▶ _Prompt_
Return the material word for word. Do not include the pictures.

Chart and figure data:
§ §
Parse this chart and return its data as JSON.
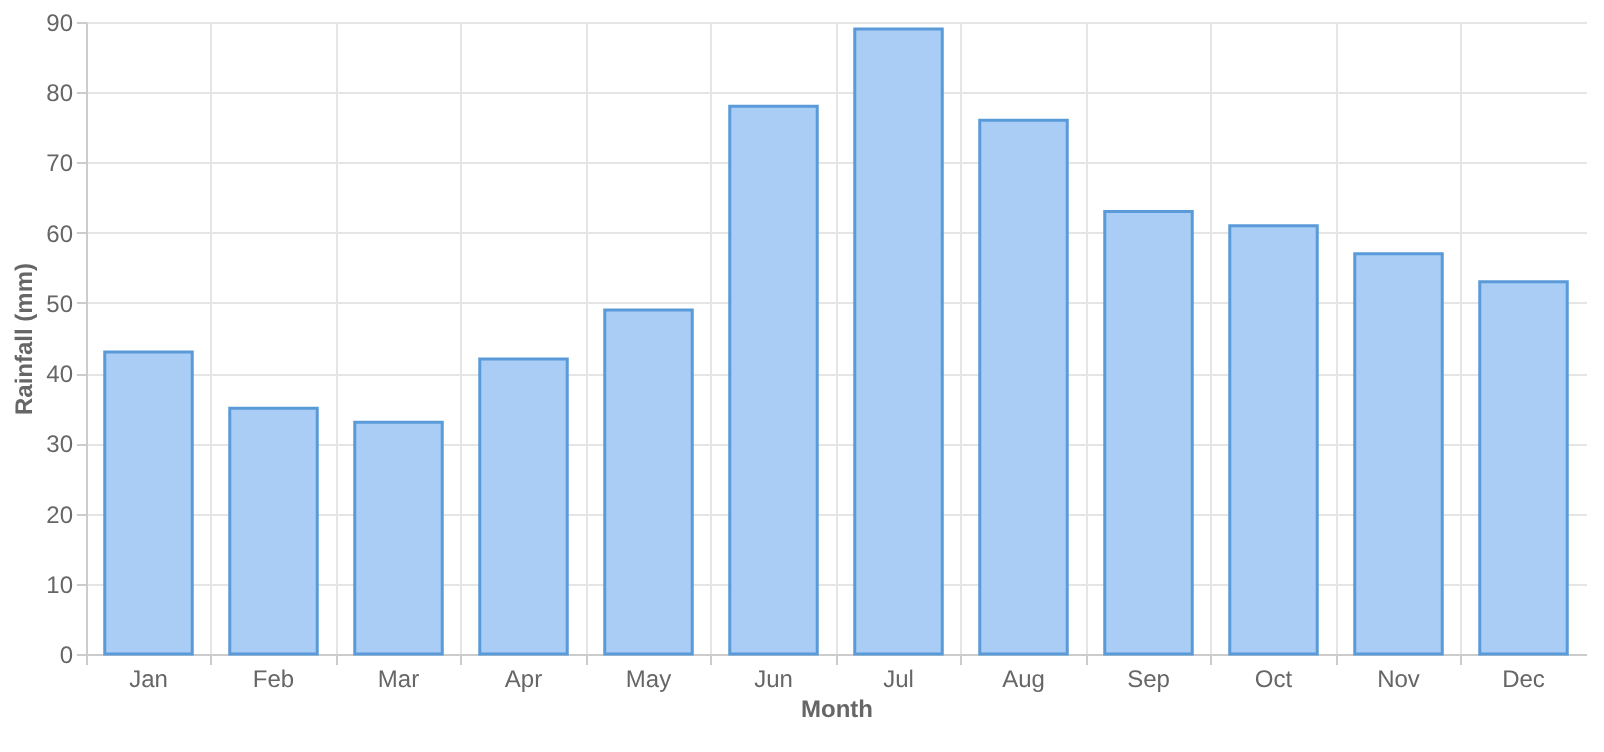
{
  "chart_data": {
    "type": "bar",
    "xlabel": "Month",
    "ylabel": "Rainfall (mm)",
    "categories": [
      "Jan",
      "Feb",
      "Mar",
      "Apr",
      "May",
      "Jun",
      "Jul",
      "Aug",
      "Sep",
      "Oct",
      "Nov",
      "Dec"
    ],
    "values": [
      43,
      35,
      33,
      42,
      49,
      78,
      89,
      76,
      63,
      61,
      57,
      53
    ],
    "color": "#a9cdf4",
    "ylim": [
      0,
      90
    ],
    "yticks": [
      0,
      10,
      20,
      30,
      40,
      50,
      60,
      70,
      80,
      90
    ],
    "grid": true
  }
}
§ §
▶ _Response to this task_
Parse this chart and return its data as JSON.
{
  "chart_data": {
    "type": "bar",
    "xlabel": "Month",
    "ylabel": "Rainfall (mm)",
    "categories": [
      "Jan",
      "Feb",
      "Mar",
      "Apr",
      "May",
      "Jun",
      "Jul",
      "Aug",
      "Sep",
      "Oct",
      "Nov",
      "Dec"
    ],
    "values": [
      43,
      35,
      33,
      42,
      49,
      78,
      89,
      76,
      63,
      61,
      57,
      53
    ],
    "color": "#a9cdf4",
    "ylim": [
      0,
      90
    ],
    "yticks": [
      0,
      10,
      20,
      30,
      40,
      50,
      60,
      70,
      80,
      90
    ],
    "grid": true
  }
}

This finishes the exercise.